The task
Scan the entries below. List each line with "services".

Task inputs
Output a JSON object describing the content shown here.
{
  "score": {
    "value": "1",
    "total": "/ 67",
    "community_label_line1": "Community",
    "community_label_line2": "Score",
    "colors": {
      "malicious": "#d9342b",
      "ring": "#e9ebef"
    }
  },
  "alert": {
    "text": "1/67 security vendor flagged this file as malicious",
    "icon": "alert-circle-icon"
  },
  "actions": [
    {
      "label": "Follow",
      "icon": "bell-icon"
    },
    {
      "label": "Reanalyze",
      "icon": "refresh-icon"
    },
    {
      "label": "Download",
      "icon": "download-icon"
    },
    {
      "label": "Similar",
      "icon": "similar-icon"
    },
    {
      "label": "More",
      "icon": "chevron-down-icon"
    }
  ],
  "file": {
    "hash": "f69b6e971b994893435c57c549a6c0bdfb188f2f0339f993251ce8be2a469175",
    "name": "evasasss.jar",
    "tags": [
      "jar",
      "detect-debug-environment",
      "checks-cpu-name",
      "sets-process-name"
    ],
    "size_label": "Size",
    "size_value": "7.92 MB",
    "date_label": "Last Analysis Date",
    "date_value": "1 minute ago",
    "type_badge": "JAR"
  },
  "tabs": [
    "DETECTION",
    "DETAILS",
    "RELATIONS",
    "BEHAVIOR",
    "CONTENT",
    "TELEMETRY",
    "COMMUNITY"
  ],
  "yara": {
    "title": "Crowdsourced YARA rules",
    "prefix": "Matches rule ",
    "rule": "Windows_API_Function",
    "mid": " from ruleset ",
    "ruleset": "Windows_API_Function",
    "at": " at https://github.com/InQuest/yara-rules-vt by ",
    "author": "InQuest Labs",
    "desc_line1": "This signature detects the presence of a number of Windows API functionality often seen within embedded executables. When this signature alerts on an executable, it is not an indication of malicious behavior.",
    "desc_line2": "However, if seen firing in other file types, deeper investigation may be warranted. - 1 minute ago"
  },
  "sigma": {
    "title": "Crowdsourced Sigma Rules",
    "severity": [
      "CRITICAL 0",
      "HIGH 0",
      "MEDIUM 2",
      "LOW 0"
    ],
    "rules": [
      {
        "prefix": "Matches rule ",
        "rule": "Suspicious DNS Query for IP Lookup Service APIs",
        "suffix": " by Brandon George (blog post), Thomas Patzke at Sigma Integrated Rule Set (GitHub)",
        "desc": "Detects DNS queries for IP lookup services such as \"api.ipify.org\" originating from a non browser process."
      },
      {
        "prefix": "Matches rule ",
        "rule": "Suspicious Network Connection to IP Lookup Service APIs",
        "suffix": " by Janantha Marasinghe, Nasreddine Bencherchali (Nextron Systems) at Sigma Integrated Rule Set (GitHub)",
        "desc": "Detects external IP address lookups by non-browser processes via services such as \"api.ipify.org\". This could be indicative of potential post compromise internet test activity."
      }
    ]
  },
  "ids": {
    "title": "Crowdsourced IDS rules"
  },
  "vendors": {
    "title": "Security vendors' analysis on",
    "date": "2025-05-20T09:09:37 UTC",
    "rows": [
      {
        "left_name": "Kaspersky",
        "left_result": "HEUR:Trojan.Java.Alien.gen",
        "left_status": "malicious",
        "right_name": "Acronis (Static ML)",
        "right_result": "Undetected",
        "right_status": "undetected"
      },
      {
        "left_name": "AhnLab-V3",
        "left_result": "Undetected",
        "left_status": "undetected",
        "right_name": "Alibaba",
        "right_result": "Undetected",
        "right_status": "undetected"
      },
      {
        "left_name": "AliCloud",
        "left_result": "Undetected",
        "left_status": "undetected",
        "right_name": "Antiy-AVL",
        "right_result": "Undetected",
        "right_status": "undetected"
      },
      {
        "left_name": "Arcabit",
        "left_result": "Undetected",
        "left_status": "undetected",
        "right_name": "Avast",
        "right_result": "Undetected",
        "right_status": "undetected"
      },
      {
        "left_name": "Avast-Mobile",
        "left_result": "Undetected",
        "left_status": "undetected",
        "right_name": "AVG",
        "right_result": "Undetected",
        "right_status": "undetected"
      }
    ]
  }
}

Output for this exercise
        "desc": "Detects DNS queries for IP lookup services such as \"api.ipify.org\" originating from a non browser process."
        "desc": "Detects external IP address lookups by non-browser processes via services such as \"api.ipify.org\". This could be indicative of potential post compromise internet test activity."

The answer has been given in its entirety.